GIVEN EXERCISE:
An exact copy of every record is needed.

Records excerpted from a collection
**********

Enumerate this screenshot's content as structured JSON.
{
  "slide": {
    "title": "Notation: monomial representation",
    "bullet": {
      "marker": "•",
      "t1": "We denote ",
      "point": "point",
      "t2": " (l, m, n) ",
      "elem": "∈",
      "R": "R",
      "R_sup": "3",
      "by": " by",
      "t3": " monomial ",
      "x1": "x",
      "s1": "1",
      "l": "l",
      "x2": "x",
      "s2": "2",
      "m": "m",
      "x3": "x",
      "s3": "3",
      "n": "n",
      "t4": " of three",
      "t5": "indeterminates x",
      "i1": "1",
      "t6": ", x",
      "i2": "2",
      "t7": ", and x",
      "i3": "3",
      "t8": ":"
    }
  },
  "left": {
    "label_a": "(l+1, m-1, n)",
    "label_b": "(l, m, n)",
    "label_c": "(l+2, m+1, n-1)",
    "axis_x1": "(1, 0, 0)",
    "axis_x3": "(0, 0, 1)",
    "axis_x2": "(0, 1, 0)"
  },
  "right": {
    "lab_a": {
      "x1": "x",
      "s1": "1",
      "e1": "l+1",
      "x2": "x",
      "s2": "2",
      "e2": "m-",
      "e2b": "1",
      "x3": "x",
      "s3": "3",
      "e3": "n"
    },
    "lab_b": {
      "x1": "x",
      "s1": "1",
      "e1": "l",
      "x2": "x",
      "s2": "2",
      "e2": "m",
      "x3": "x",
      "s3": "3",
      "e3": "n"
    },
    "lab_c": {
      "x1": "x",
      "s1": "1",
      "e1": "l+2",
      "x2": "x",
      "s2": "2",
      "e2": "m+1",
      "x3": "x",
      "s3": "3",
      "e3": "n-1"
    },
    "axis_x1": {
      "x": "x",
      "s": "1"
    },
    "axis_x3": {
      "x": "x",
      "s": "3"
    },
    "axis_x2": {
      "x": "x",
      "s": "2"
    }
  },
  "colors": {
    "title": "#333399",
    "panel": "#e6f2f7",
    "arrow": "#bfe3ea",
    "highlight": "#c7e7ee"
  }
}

**********

WRITTEN ANSWER:
Enumerate this screenshot's content as structured JSON.
{
  "slide": {
    "title": "Notation: monomial representation",
    "bullet": {
      "marker": "•",
      "t1": "We denote ",
      "point": "point",
      "t2": " (l, m, n) ",
      "elem": "∈",
      "R": "R",
      "R_sup": "3",
      "by": " by",
      "t3": " monomial ",
      "x1": "x",
      "s1": "1",
      "l": "l",
      "x2": "x",
      "s2": "2",
      "m": "m",
      "x3": "x",
      "s3": "3",
      "n": "n",
      "t4": " of three",
      "t5": "indeterminates x",
      "i1": "1",
      "t6": ", x",
      "i2": "2",
      "t7": ", and x",
      "i3": "3",
      "t8": ":"
    }
  },
  "left": {
    "label_a": "(l+1, m-1, n)",
    "label_b": "(l, m, n)",
    "label_c": "(l+2, m+1, n-1)",
    "axis_x1": "(1, 0, 0)",
    "axis_x3": "(0, 0, 1)",
    "axis_x2": "(0, 1, 0)"
  },
  "right": {
    "lab_a": {
      "x1": "x",
      "s1": "1",
      "e1": "l+1",
      "x2": "x",
      "s2": "2",
      "e2": "m-",
      "e2b": "1",
      "x3": "x",
      "s3": "3",
      "e3": "n"
    },
    "lab_b": {
      "x1": "x",
      "s1": "1",
      "e1": "l",
      "x2": "x",
      "s2": "2",
      "e2": "m",
      "x3": "x",
      "s3": "3",
      "e3": "n"
    },
    "lab_c": {
      "x1": "x",
      "s1": "1",
      "e1": "l+2",
      "x2": "x",
      "s2": "2",
      "e2": "m+1",
      "x3": "x",
      "s3": "3",
      "e3": "n-1"
    },
    "axis_x1": {
      "x": "x",
      "s": "1"
    },
    "axis_x3": {
      "x": "x",
      "s": "3"
    },
    "axis_x2": {
      "x": "x",
      "s": "2"
    }
  },
  "colors": {
    "title": "#333399",
    "panel": "#e6f2f7",
    "arrow": "#bfe3ea",
    "highlight": "#c7e7ee"
  }
}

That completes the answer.